▶ **Challenge**: Take each line containing "χρησιμοποιώντας" and report it exactly as written.

▶ **Exercise material**:
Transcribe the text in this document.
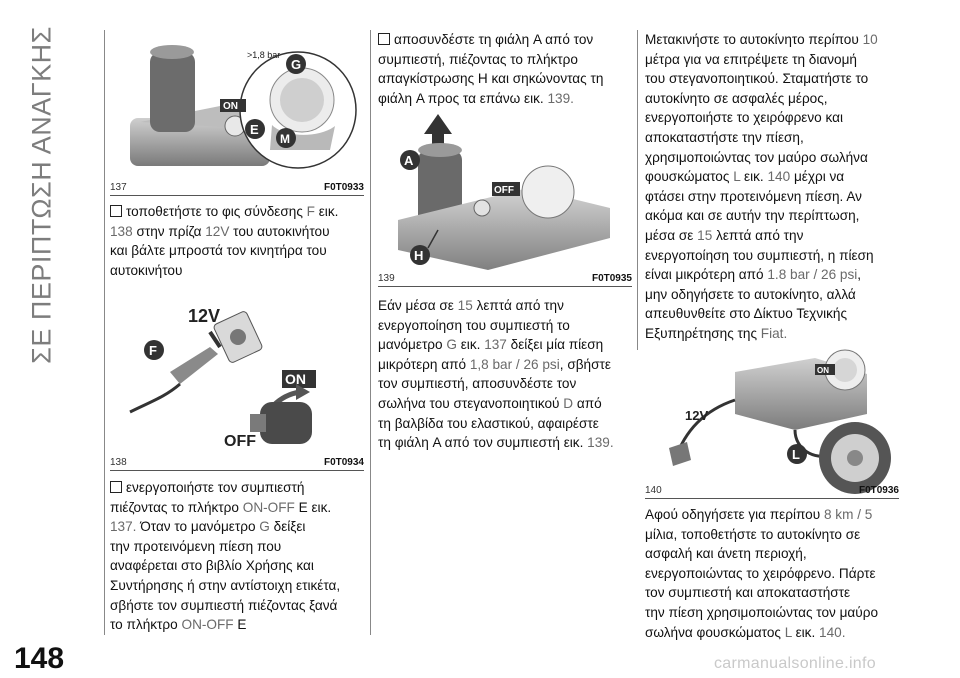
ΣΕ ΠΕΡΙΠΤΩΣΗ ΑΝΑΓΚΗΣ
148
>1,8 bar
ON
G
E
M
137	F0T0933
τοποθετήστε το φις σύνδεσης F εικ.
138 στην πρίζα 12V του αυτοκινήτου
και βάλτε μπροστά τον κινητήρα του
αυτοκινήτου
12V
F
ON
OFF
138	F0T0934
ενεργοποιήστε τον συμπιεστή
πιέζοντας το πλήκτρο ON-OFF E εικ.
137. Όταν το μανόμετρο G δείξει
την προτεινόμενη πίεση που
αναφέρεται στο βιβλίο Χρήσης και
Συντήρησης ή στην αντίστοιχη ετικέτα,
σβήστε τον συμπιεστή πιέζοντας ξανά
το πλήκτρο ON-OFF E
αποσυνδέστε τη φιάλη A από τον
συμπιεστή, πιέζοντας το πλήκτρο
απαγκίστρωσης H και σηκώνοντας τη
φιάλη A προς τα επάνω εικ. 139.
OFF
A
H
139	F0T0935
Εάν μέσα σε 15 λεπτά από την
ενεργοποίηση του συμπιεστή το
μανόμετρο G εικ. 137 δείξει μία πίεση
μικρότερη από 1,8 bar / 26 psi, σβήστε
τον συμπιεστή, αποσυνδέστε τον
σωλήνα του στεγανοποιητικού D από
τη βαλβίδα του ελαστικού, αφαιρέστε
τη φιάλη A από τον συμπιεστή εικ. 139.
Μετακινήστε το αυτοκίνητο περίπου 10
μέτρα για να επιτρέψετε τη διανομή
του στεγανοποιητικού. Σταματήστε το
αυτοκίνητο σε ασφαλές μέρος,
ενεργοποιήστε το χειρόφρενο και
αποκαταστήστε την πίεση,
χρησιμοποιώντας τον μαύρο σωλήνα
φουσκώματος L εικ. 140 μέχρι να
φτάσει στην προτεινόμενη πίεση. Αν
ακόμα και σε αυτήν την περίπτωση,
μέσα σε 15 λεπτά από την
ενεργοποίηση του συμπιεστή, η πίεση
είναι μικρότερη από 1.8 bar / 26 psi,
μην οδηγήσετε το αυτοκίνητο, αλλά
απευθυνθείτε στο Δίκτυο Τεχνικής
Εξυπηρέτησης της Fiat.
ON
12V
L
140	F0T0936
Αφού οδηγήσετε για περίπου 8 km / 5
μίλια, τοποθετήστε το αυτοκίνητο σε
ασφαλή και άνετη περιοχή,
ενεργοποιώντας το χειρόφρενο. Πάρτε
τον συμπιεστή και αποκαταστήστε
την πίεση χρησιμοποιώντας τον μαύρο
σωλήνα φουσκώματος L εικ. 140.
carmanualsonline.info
...
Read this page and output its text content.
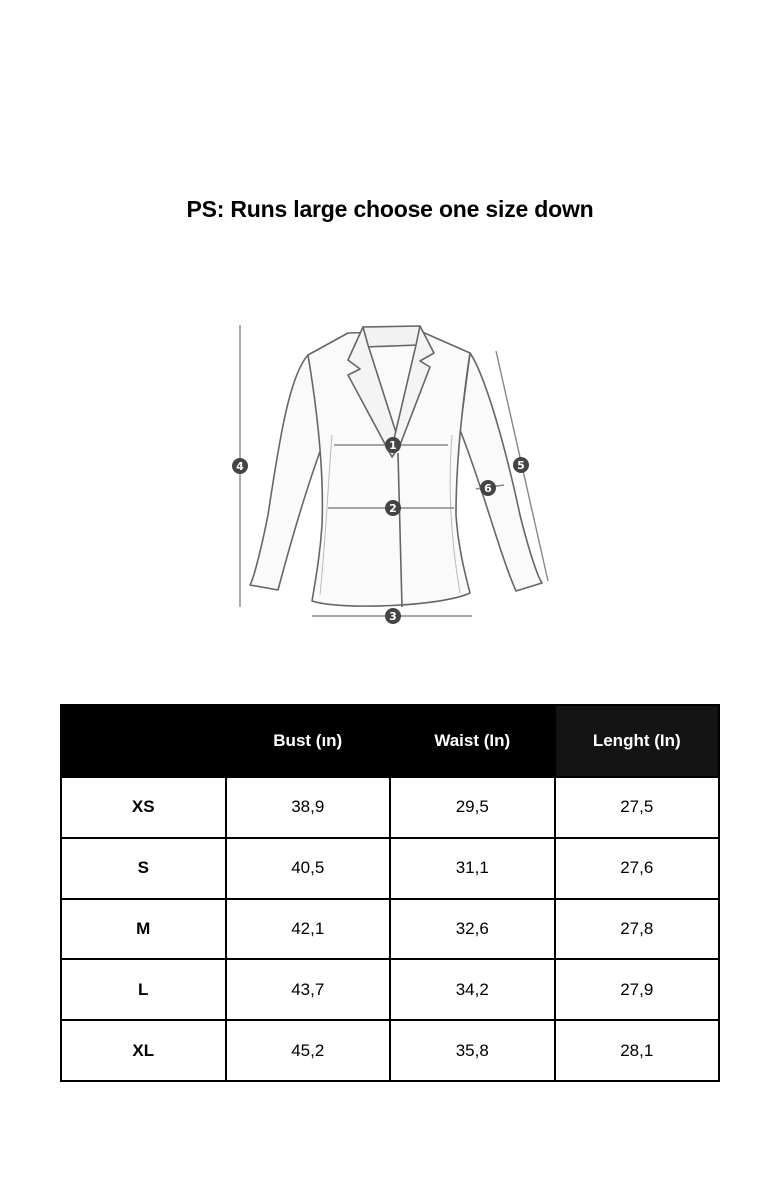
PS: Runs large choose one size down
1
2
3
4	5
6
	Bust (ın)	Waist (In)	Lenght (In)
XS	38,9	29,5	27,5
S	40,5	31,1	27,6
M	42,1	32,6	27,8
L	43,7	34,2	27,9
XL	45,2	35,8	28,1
...
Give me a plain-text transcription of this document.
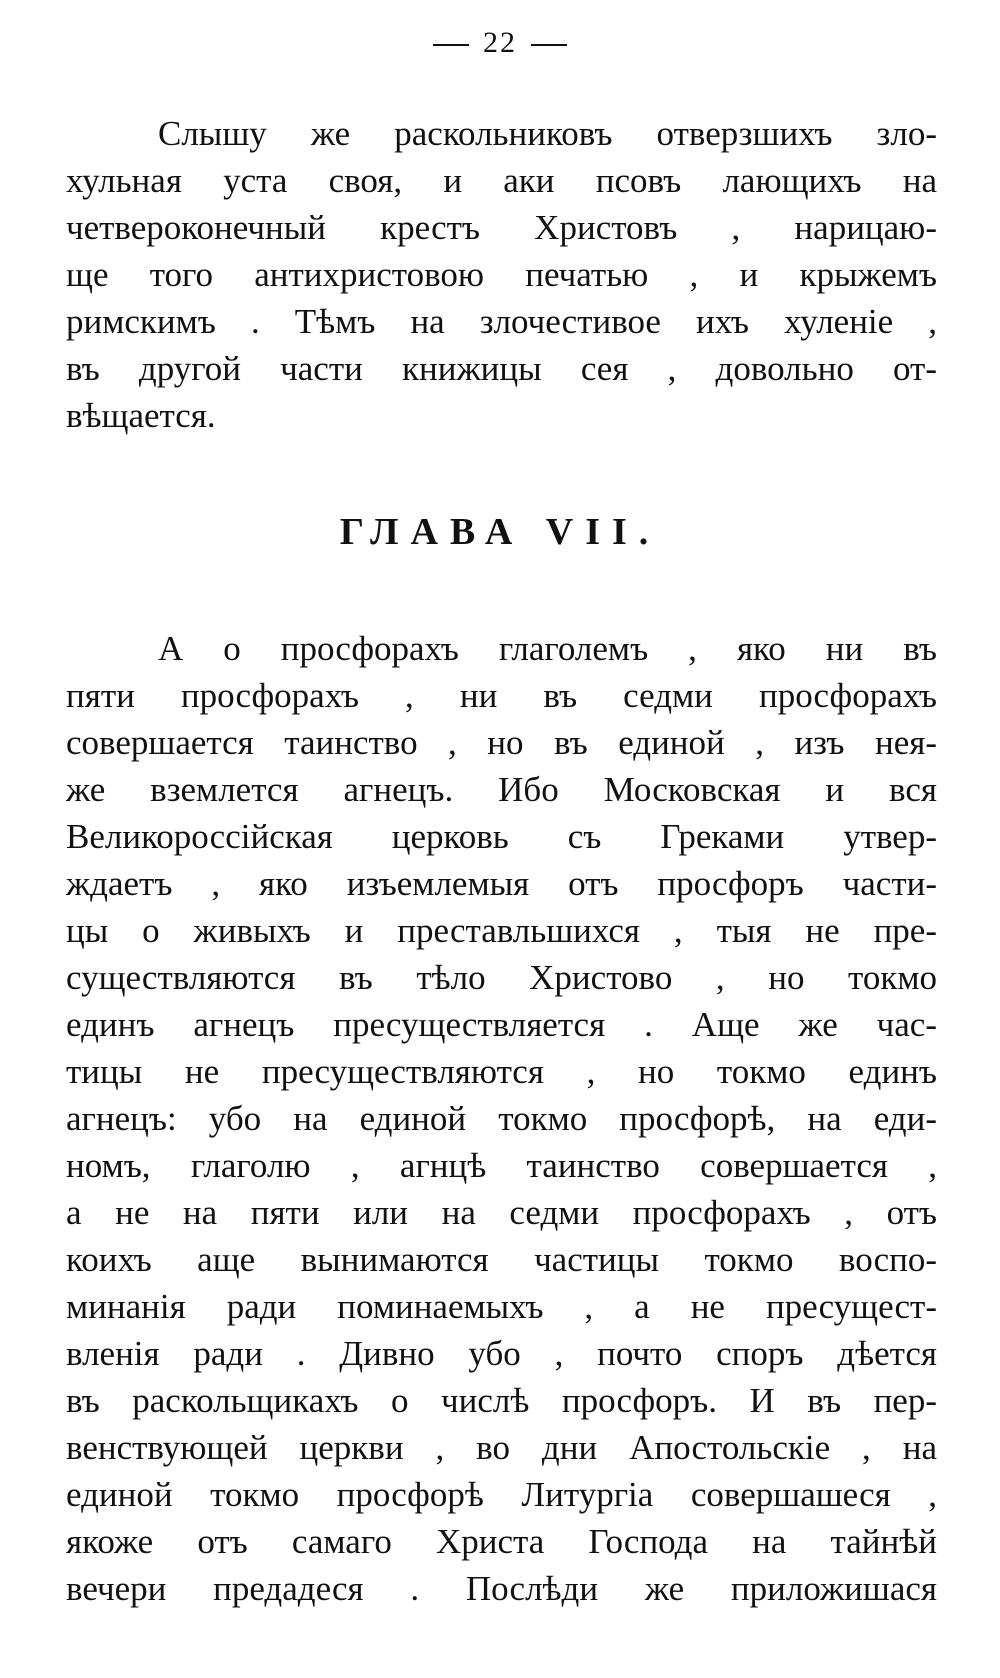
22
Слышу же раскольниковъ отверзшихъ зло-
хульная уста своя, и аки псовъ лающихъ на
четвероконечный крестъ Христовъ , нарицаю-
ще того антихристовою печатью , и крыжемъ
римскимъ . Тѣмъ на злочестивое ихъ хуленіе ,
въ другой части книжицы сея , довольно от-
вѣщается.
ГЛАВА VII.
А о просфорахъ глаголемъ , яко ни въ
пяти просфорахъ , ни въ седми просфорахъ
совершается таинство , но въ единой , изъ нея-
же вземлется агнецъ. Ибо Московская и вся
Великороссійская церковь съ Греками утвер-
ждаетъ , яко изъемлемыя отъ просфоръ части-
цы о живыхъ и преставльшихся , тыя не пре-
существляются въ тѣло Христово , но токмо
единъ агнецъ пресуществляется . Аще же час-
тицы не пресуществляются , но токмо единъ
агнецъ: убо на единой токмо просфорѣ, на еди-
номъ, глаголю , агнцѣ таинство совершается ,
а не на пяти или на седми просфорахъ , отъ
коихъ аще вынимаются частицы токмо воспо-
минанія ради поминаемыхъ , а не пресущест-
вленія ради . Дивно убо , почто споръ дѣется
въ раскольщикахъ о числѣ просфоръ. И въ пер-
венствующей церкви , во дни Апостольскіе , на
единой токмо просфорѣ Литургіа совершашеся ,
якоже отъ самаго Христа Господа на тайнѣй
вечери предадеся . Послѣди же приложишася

▶ **Finished exercise**:
χρησιμοποιώντας τον μαύρο σωλήνα
την πίεση χρησιμοποιώντας τον μαύρο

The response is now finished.